## Dataset records
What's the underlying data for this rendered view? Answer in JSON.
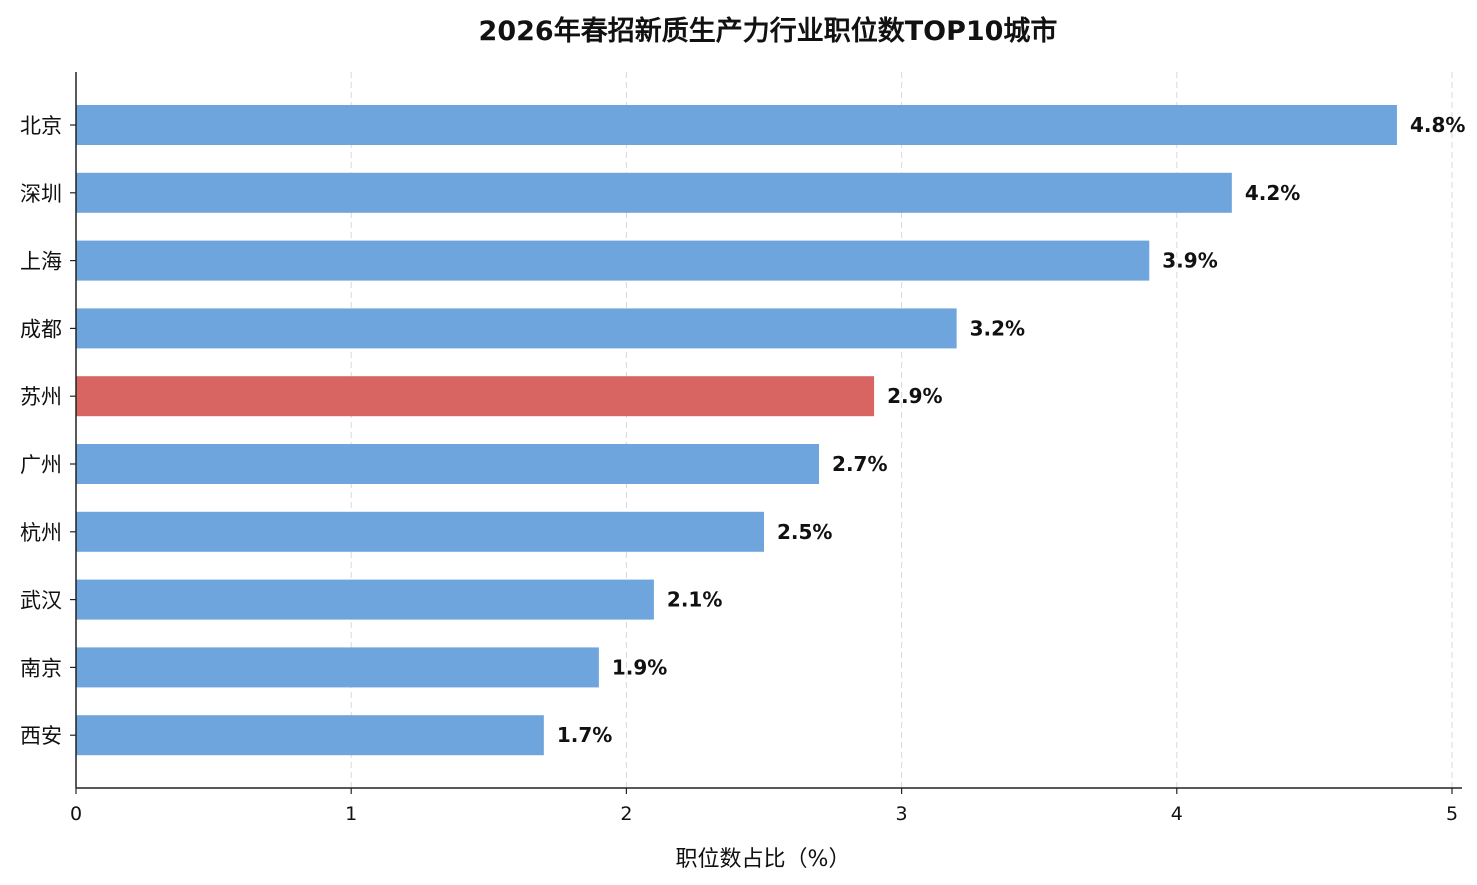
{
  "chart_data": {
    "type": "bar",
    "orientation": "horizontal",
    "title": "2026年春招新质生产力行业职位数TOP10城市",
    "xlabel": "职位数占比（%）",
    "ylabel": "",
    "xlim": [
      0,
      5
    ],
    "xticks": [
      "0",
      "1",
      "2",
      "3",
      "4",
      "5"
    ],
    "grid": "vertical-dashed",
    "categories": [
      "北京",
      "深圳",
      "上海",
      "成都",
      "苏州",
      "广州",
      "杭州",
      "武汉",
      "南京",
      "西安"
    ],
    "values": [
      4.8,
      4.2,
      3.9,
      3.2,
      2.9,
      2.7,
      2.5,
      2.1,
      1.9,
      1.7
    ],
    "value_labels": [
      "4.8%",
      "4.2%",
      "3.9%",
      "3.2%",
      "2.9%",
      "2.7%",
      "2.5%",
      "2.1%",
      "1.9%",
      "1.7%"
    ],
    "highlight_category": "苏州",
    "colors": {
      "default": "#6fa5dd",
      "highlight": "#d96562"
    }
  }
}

## Set problem
Every entry must be reproduced exactly, with the images left out.

## Result of this task
What's the underlying data for this rendered view? Answer in JSON.
{
  "chart_data": {
    "type": "bar",
    "orientation": "horizontal",
    "title": "2026年春招新质生产力行业职位数TOP10城市",
    "xlabel": "职位数占比（%）",
    "ylabel": "",
    "xlim": [
      0,
      5
    ],
    "xticks": [
      "0",
      "1",
      "2",
      "3",
      "4",
      "5"
    ],
    "grid": "vertical-dashed",
    "categories": [
      "北京",
      "深圳",
      "上海",
      "成都",
      "苏州",
      "广州",
      "杭州",
      "武汉",
      "南京",
      "西安"
    ],
    "values": [
      4.8,
      4.2,
      3.9,
      3.2,
      2.9,
      2.7,
      2.5,
      2.1,
      1.9,
      1.7
    ],
    "value_labels": [
      "4.8%",
      "4.2%",
      "3.9%",
      "3.2%",
      "2.9%",
      "2.7%",
      "2.5%",
      "2.1%",
      "1.9%",
      "1.7%"
    ],
    "highlight_category": "苏州",
    "colors": {
      "default": "#6fa5dd",
      "highlight": "#d96562"
    }
  }
}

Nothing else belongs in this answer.